***** Input material

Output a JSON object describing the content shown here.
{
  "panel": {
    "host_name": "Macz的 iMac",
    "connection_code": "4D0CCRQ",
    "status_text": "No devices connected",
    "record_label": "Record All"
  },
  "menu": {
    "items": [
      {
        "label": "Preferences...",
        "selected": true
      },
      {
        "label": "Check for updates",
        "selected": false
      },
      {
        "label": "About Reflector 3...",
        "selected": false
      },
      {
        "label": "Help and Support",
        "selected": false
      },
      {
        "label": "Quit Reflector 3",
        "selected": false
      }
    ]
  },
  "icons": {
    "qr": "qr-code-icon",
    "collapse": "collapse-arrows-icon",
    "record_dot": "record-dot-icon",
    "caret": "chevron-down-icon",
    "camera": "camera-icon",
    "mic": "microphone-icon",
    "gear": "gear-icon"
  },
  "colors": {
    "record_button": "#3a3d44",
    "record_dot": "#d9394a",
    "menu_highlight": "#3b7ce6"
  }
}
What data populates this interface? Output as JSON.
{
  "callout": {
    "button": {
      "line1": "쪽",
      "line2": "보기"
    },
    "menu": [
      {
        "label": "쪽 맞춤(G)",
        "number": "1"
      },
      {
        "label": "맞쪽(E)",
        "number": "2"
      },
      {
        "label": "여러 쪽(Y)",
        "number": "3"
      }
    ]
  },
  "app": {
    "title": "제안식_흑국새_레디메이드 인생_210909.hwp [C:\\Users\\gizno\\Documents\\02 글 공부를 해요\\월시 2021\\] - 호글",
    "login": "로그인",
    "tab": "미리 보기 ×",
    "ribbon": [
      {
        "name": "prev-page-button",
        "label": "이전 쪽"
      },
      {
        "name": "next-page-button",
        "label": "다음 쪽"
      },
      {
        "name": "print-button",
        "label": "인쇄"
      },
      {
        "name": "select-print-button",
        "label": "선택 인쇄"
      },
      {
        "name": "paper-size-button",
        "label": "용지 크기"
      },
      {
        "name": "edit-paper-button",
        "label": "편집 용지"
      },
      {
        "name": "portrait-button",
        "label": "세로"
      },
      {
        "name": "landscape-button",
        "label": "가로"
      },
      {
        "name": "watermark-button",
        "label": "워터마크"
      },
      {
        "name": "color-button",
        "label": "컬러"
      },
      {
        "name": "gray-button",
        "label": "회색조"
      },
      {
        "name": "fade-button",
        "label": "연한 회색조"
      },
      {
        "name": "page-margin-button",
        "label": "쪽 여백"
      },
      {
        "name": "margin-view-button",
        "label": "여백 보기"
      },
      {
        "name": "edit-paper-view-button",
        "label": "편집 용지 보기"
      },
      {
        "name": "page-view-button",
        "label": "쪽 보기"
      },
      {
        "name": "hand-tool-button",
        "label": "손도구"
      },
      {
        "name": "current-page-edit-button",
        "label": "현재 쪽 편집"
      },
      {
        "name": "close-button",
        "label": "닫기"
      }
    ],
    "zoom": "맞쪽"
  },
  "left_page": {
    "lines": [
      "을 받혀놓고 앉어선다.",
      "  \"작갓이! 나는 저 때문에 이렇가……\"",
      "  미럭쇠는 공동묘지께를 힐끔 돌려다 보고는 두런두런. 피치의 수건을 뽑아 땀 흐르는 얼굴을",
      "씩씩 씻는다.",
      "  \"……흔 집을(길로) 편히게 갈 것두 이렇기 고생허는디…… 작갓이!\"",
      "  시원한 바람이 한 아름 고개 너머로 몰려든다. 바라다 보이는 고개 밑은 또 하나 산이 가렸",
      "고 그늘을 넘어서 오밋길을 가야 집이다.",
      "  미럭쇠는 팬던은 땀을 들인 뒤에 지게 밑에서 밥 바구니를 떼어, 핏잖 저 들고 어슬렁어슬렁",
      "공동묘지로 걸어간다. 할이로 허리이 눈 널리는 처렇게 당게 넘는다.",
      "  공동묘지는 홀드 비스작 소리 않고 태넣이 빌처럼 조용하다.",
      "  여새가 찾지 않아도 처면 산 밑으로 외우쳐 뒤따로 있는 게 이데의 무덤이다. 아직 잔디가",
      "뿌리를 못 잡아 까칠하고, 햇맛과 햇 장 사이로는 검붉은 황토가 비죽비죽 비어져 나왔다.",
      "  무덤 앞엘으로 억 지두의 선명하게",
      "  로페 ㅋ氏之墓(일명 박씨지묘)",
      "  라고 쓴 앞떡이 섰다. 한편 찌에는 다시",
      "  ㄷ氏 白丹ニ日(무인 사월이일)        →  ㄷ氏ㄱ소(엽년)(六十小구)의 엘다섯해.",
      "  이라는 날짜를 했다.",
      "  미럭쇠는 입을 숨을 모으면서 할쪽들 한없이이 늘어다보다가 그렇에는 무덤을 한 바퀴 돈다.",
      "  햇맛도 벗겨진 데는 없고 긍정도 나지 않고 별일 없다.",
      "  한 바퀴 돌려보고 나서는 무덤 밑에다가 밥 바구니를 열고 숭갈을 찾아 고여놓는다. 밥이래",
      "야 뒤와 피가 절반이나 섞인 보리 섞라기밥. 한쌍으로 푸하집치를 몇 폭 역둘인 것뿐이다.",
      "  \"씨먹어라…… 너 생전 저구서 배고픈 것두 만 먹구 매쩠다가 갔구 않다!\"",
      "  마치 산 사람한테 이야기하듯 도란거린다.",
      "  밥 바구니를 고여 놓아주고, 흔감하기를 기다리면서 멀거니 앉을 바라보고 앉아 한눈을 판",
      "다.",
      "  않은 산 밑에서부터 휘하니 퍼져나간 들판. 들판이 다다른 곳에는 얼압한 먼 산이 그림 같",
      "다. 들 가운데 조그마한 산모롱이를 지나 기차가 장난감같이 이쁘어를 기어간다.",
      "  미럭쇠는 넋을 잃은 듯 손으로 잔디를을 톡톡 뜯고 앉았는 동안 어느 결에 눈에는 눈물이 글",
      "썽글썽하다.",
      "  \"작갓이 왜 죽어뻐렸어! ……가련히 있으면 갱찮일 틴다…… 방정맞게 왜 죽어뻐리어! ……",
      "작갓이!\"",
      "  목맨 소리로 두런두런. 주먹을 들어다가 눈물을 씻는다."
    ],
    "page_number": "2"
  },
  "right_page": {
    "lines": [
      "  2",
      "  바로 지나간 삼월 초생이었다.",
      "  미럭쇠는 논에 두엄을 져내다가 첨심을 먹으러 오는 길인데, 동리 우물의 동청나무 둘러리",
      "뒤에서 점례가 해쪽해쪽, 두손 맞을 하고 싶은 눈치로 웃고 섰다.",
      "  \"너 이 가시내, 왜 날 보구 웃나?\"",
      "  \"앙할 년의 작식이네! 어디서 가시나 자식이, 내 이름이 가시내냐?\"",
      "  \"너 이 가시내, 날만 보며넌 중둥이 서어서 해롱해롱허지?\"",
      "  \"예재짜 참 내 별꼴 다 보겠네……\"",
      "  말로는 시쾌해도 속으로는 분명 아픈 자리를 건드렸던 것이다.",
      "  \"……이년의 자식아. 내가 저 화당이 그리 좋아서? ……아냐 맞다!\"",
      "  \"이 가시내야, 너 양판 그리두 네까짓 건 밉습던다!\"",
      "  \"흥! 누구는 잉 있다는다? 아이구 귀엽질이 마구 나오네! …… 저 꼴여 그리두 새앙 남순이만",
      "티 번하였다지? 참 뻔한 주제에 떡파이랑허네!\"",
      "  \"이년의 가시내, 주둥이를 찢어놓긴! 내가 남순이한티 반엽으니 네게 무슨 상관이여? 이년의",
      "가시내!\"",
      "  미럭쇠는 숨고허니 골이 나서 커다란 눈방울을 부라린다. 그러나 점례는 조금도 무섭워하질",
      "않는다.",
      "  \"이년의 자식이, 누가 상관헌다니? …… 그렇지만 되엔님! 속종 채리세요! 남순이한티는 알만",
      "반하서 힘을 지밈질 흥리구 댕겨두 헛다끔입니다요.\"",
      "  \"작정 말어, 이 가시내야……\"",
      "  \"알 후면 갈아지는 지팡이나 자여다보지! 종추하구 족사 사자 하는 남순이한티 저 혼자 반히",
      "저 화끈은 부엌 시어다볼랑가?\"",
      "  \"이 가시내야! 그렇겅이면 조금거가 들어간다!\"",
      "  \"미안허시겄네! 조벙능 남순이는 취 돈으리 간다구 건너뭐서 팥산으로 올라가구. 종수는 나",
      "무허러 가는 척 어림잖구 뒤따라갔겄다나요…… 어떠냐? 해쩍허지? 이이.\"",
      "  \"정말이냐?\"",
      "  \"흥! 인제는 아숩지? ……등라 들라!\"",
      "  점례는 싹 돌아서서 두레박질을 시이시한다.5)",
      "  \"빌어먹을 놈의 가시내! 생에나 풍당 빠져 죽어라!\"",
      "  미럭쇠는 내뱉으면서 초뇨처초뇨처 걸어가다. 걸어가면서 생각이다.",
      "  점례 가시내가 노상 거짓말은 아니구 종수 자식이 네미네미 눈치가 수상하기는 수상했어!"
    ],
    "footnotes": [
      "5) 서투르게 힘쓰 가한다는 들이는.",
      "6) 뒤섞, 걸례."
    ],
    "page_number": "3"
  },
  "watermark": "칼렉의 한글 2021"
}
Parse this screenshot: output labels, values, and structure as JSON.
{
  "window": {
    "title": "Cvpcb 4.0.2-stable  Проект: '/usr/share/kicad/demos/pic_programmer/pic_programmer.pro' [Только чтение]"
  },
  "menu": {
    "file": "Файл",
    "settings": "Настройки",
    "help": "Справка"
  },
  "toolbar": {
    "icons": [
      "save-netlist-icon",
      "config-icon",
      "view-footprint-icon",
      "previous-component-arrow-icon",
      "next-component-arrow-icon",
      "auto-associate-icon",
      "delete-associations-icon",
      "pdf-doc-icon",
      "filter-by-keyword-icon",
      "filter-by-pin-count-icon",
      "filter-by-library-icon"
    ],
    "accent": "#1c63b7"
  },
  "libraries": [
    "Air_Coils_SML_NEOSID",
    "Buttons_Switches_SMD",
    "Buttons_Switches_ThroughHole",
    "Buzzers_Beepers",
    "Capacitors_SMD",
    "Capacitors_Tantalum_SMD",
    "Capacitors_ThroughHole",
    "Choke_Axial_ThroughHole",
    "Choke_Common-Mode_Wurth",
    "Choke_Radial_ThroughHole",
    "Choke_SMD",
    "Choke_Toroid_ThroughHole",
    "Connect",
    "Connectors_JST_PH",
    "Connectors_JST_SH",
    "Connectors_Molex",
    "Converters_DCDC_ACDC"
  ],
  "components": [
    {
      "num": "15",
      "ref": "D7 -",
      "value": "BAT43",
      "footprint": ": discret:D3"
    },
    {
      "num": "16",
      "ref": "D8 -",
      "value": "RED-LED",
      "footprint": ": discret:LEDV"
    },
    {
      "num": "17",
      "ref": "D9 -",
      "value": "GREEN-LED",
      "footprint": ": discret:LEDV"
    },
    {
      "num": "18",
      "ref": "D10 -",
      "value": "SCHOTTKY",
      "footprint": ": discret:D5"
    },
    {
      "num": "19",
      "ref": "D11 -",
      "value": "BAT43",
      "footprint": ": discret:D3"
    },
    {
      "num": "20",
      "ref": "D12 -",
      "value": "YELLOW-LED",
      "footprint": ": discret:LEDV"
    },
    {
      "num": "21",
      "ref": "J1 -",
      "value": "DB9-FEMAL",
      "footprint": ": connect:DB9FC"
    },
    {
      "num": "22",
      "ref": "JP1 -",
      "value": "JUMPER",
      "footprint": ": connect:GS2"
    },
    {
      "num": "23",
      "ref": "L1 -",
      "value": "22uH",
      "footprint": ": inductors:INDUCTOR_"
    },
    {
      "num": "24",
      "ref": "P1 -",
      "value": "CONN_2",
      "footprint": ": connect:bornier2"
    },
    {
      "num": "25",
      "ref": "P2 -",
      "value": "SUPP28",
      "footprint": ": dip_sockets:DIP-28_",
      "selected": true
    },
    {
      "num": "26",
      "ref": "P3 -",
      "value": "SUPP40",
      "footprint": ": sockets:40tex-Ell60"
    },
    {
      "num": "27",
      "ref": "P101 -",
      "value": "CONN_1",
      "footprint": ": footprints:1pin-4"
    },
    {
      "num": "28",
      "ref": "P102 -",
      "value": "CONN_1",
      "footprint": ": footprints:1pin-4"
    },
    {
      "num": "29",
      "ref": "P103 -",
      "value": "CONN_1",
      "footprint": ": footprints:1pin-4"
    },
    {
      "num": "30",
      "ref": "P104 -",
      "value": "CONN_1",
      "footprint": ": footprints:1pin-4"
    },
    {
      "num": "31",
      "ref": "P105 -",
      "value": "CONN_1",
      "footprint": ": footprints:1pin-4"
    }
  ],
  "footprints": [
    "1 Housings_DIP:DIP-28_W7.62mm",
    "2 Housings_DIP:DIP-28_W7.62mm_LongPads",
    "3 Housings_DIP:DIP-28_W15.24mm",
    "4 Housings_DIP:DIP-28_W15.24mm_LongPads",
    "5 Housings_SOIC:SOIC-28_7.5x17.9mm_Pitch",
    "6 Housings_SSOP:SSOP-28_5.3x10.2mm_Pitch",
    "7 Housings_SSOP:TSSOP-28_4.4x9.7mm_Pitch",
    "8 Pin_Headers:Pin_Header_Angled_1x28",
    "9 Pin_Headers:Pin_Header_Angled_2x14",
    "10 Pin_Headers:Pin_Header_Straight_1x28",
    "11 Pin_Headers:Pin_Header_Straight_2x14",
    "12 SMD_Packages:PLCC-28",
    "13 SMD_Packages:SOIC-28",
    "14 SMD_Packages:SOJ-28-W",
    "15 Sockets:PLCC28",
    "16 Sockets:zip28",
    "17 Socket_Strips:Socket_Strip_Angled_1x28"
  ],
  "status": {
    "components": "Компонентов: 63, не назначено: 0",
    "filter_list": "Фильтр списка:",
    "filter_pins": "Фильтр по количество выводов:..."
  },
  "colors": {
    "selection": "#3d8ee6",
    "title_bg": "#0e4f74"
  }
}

**********

> Requirement
State how many lines in the records above contain the word "margin", and give only that number.

> Final result
2